-- START LISTED RECORDS --

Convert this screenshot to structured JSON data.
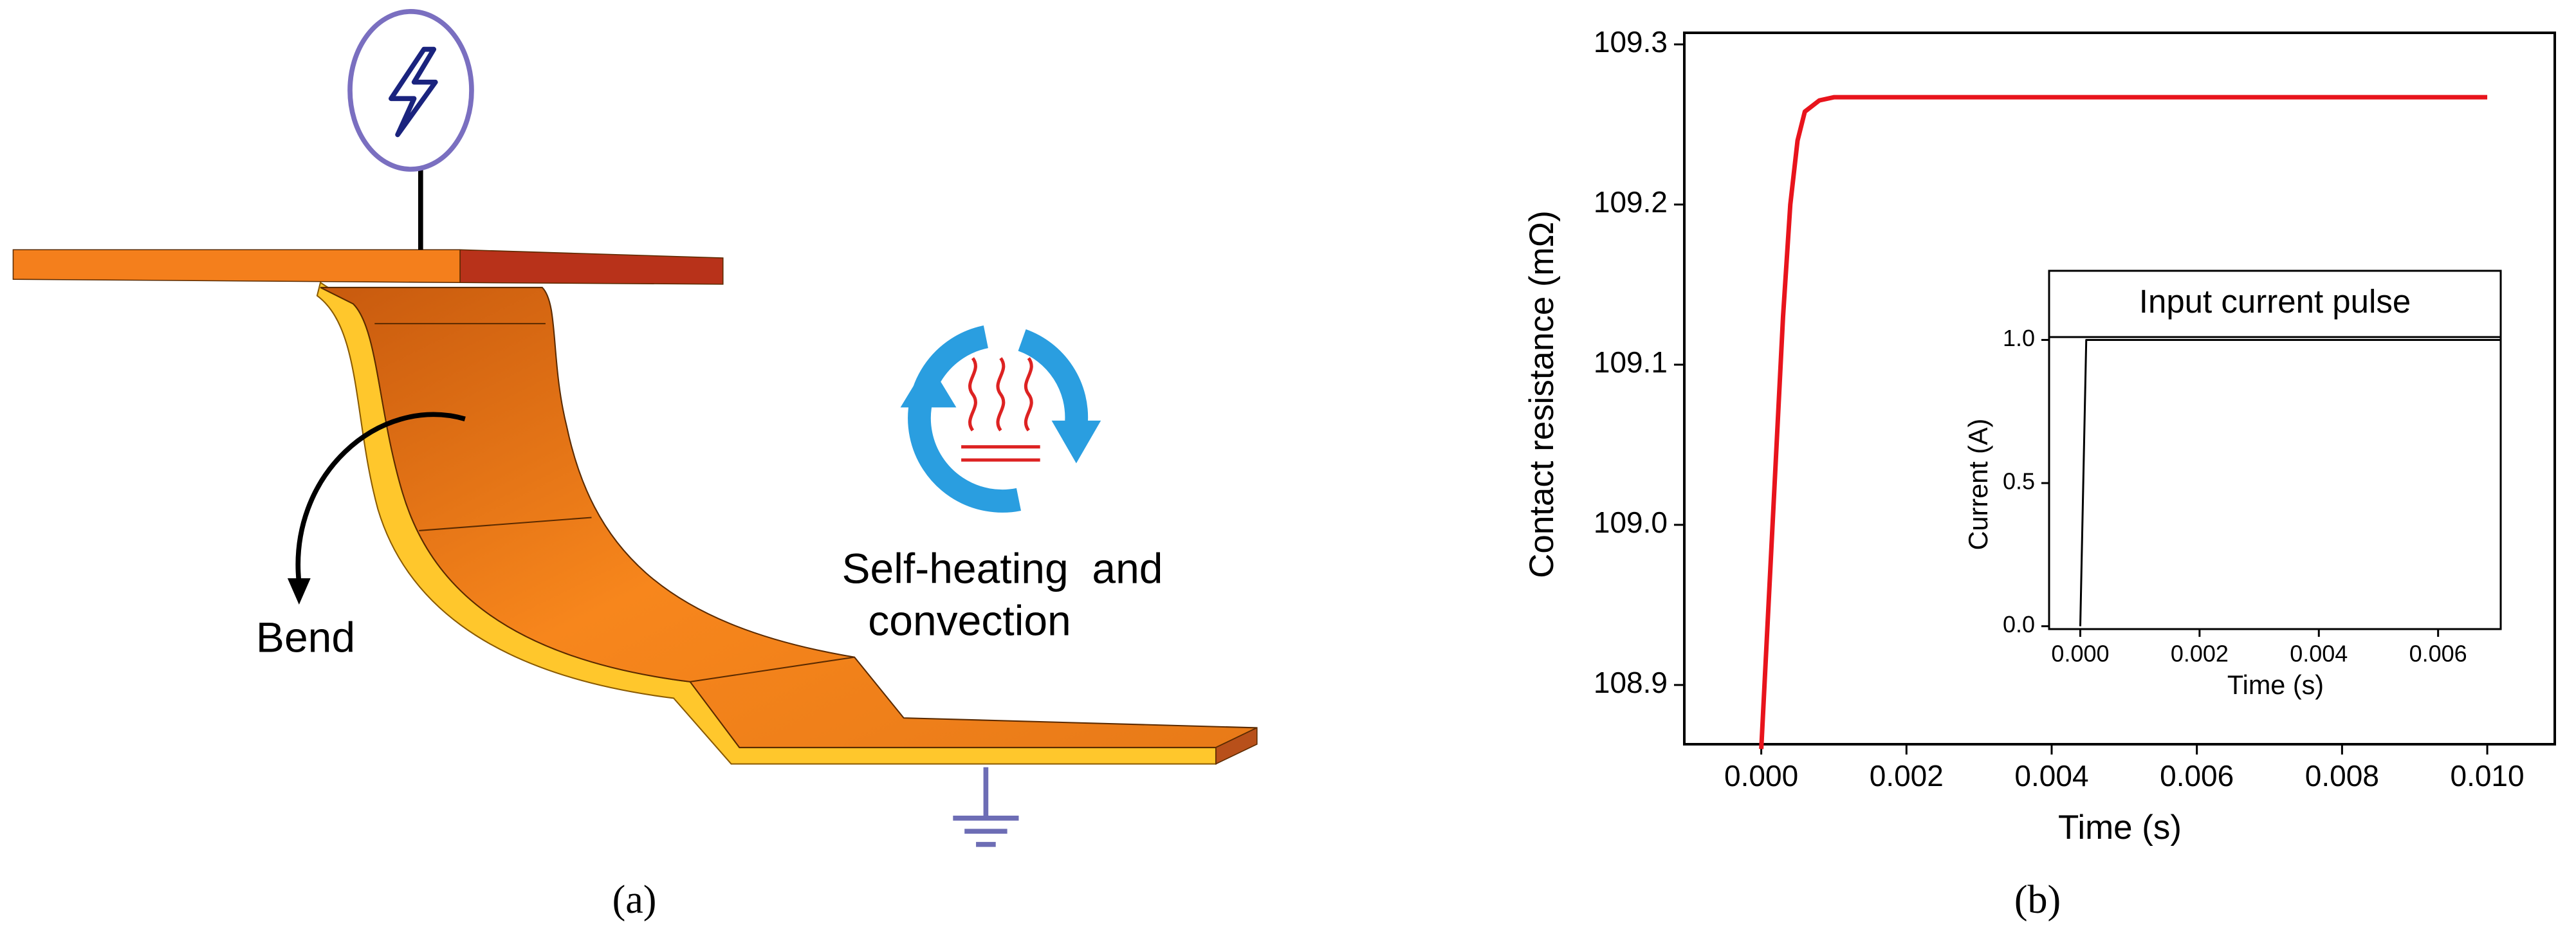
{
  "diagram": {
    "labels": {
      "bend": "Bend",
      "heating": "Self-heating  and",
      "convection": "convection"
    }
  },
  "panel_labels": [
    "(a)",
    "(b)"
  ],
  "chart_data": [
    {
      "type": "line",
      "x_label": "Time (s)",
      "y_label": "Contact resistance (mΩ)",
      "x": [
        0,
        0.0001,
        0.0002,
        0.0003,
        0.0004,
        0.0005,
        0.0006,
        0.0008,
        0.001,
        0.01
      ],
      "values": [
        108.86,
        108.95,
        109.04,
        109.13,
        109.2,
        109.24,
        109.258,
        109.265,
        109.267,
        109.267
      ],
      "color": "#e8141c",
      "xlim": [
        -0.00106,
        0.01093
      ],
      "ylim": [
        108.863,
        109.3
      ],
      "xticks": [
        {
          "value": 0,
          "label": "0.000"
        },
        {
          "value": 0.002,
          "label": "0.002"
        },
        {
          "value": 0.004,
          "label": "0.004"
        },
        {
          "value": 0.006,
          "label": "0.006"
        },
        {
          "value": 0.008,
          "label": "0.008"
        },
        {
          "value": 0.01,
          "label": "0.010"
        }
      ],
      "yticks": [
        {
          "value": 108.9,
          "label": "108.9"
        },
        {
          "value": 109,
          "label": "109.0"
        },
        {
          "value": 109.1,
          "label": "109.1"
        },
        {
          "value": 109.2,
          "label": "109.2"
        },
        {
          "value": 109.3,
          "label": "109.3"
        }
      ]
    },
    {
      "type": "line",
      "title": "Input current pulse",
      "x_label": "Time (s)",
      "y_label": "Current (A)",
      "x": [
        0,
        0.0001,
        0.00705
      ],
      "values": [
        0,
        1,
        1
      ],
      "color": "#000000",
      "xlim": [
        -0.000523,
        0.00705
      ],
      "ylim": [
        -0.01,
        1.01
      ],
      "xticks": [
        {
          "value": 0,
          "label": "0.000"
        },
        {
          "value": 0.002,
          "label": "0.002"
        },
        {
          "value": 0.004,
          "label": "0.004"
        },
        {
          "value": 0.006,
          "label": "0.006"
        }
      ],
      "yticks": [
        {
          "value": 0,
          "label": "0.0"
        },
        {
          "value": 0.5,
          "label": "0.5"
        },
        {
          "value": 1,
          "label": "1.0"
        }
      ]
    }
  ]
}
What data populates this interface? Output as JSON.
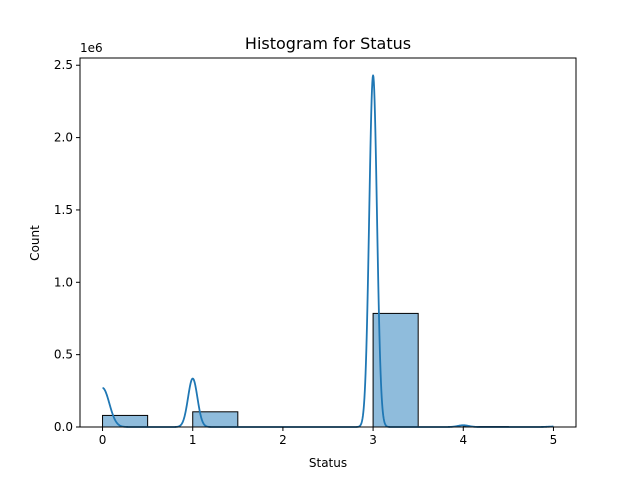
{
  "chart_data": {
    "type": "bar",
    "title": "Histogram for Status",
    "xlabel": "Status",
    "ylabel": "Count",
    "y_offset_label": "1e6",
    "xlim": [
      -0.25,
      5.25
    ],
    "ylim": [
      0,
      2.55
    ],
    "x_ticks": [
      0,
      1,
      2,
      3,
      4,
      5
    ],
    "x_tick_labels": [
      "0",
      "1",
      "2",
      "3",
      "4",
      "5"
    ],
    "y_ticks": [
      0,
      0.5,
      1.0,
      1.5,
      2.0,
      2.5
    ],
    "y_tick_labels": [
      "0.0",
      "0.5",
      "1.0",
      "1.5",
      "2.0",
      "2.5"
    ],
    "bins": [
      {
        "x0": 0.0,
        "x1": 0.5,
        "value": 0.08
      },
      {
        "x0": 0.5,
        "x1": 1.0,
        "value": 0.0
      },
      {
        "x0": 1.0,
        "x1": 1.5,
        "value": 0.105
      },
      {
        "x0": 1.5,
        "x1": 2.0,
        "value": 0.0
      },
      {
        "x0": 2.0,
        "x1": 2.5,
        "value": 0.0
      },
      {
        "x0": 2.5,
        "x1": 3.0,
        "value": 0.0
      },
      {
        "x0": 3.0,
        "x1": 3.5,
        "value": 0.785
      },
      {
        "x0": 3.5,
        "x1": 4.0,
        "value": 0.0
      },
      {
        "x0": 4.0,
        "x1": 4.5,
        "value": 0.003
      },
      {
        "x0": 4.5,
        "x1": 5.0,
        "value": 0.0005
      }
    ],
    "kde": {
      "color": "#1f77b4",
      "peaks": [
        {
          "center": 0.0,
          "height": 0.27,
          "sigma": 0.075
        },
        {
          "center": 1.0,
          "height": 0.335,
          "sigma": 0.052
        },
        {
          "center": 3.0,
          "height": 2.43,
          "sigma": 0.043
        },
        {
          "center": 4.0,
          "height": 0.012,
          "sigma": 0.06
        },
        {
          "center": 5.0,
          "height": 0.003,
          "sigma": 0.06
        }
      ]
    },
    "bar_fill": "#8fbcdc",
    "bar_edge": "#000000",
    "grid": false,
    "legend": "none"
  }
}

-- END LISTED RECORDS --

__EXERCISE PROMPT__:
Reproduce the records verbatim, omitting all images they contain.

__PROBLEM SOLUTION__:
Convert this screenshot to structured JSON data.
{
  "diagram": {
    "labels": {
      "bend": "Bend",
      "heating": "Self-heating  and",
      "convection": "convection"
    }
  },
  "panel_labels": [
    "(a)",
    "(b)"
  ],
  "chart_data": [
    {
      "type": "line",
      "x_label": "Time (s)",
      "y_label": "Contact resistance (mΩ)",
      "x": [
        0,
        0.0001,
        0.0002,
        0.0003,
        0.0004,
        0.0005,
        0.0006,
        0.0008,
        0.001,
        0.01
      ],
      "values": [
        108.86,
        108.95,
        109.04,
        109.13,
        109.2,
        109.24,
        109.258,
        109.265,
        109.267,
        109.267
      ],
      "color": "#e8141c",
      "xlim": [
        -0.00106,
        0.01093
      ],
      "ylim": [
        108.863,
        109.3
      ],
      "xticks": [
        {
          "value": 0,
          "label": "0.000"
        },
        {
          "value": 0.002,
          "label": "0.002"
        },
        {
          "value": 0.004,
          "label": "0.004"
        },
        {
          "value": 0.006,
          "label": "0.006"
        },
        {
          "value": 0.008,
          "label": "0.008"
        },
        {
          "value": 0.01,
          "label": "0.010"
        }
      ],
      "yticks": [
        {
          "value": 108.9,
          "label": "108.9"
        },
        {
          "value": 109,
          "label": "109.0"
        },
        {
          "value": 109.1,
          "label": "109.1"
        },
        {
          "value": 109.2,
          "label": "109.2"
        },
        {
          "value": 109.3,
          "label": "109.3"
        }
      ]
    },
    {
      "type": "line",
      "title": "Input current pulse",
      "x_label": "Time (s)",
      "y_label": "Current (A)",
      "x": [
        0,
        0.0001,
        0.00705
      ],
      "values": [
        0,
        1,
        1
      ],
      "color": "#000000",
      "xlim": [
        -0.000523,
        0.00705
      ],
      "ylim": [
        -0.01,
        1.01
      ],
      "xticks": [
        {
          "value": 0,
          "label": "0.000"
        },
        {
          "value": 0.002,
          "label": "0.002"
        },
        {
          "value": 0.004,
          "label": "0.004"
        },
        {
          "value": 0.006,
          "label": "0.006"
        }
      ],
      "yticks": [
        {
          "value": 0,
          "label": "0.0"
        },
        {
          "value": 0.5,
          "label": "0.5"
        },
        {
          "value": 1,
          "label": "1.0"
        }
      ]
    }
  ]
}
What data populates this interface? Output as JSON.
{
  "chart_data": {
    "type": "bar",
    "title": "Histogram for Status",
    "xlabel": "Status",
    "ylabel": "Count",
    "y_offset_label": "1e6",
    "xlim": [
      -0.25,
      5.25
    ],
    "ylim": [
      0,
      2.55
    ],
    "x_ticks": [
      0,
      1,
      2,
      3,
      4,
      5
    ],
    "x_tick_labels": [
      "0",
      "1",
      "2",
      "3",
      "4",
      "5"
    ],
    "y_ticks": [
      0,
      0.5,
      1.0,
      1.5,
      2.0,
      2.5
    ],
    "y_tick_labels": [
      "0.0",
      "0.5",
      "1.0",
      "1.5",
      "2.0",
      "2.5"
    ],
    "bins": [
      {
        "x0": 0.0,
        "x1": 0.5,
        "value": 0.08
      },
      {
        "x0": 0.5,
        "x1": 1.0,
        "value": 0.0
      },
      {
        "x0": 1.0,
        "x1": 1.5,
        "value": 0.105
      },
      {
        "x0": 1.5,
        "x1": 2.0,
        "value": 0.0
      },
      {
        "x0": 2.0,
        "x1": 2.5,
        "value": 0.0
      },
      {
        "x0": 2.5,
        "x1": 3.0,
        "value": 0.0
      },
      {
        "x0": 3.0,
        "x1": 3.5,
        "value": 0.785
      },
      {
        "x0": 3.5,
        "x1": 4.0,
        "value": 0.0
      },
      {
        "x0": 4.0,
        "x1": 4.5,
        "value": 0.003
      },
      {
        "x0": 4.5,
        "x1": 5.0,
        "value": 0.0005
      }
    ],
    "kde": {
      "color": "#1f77b4",
      "peaks": [
        {
          "center": 0.0,
          "height": 0.27,
          "sigma": 0.075
        },
        {
          "center": 1.0,
          "height": 0.335,
          "sigma": 0.052
        },
        {
          "center": 3.0,
          "height": 2.43,
          "sigma": 0.043
        },
        {
          "center": 4.0,
          "height": 0.012,
          "sigma": 0.06
        },
        {
          "center": 5.0,
          "height": 0.003,
          "sigma": 0.06
        }
      ]
    },
    "bar_fill": "#8fbcdc",
    "bar_edge": "#000000",
    "grid": false,
    "legend": "none"
  }
}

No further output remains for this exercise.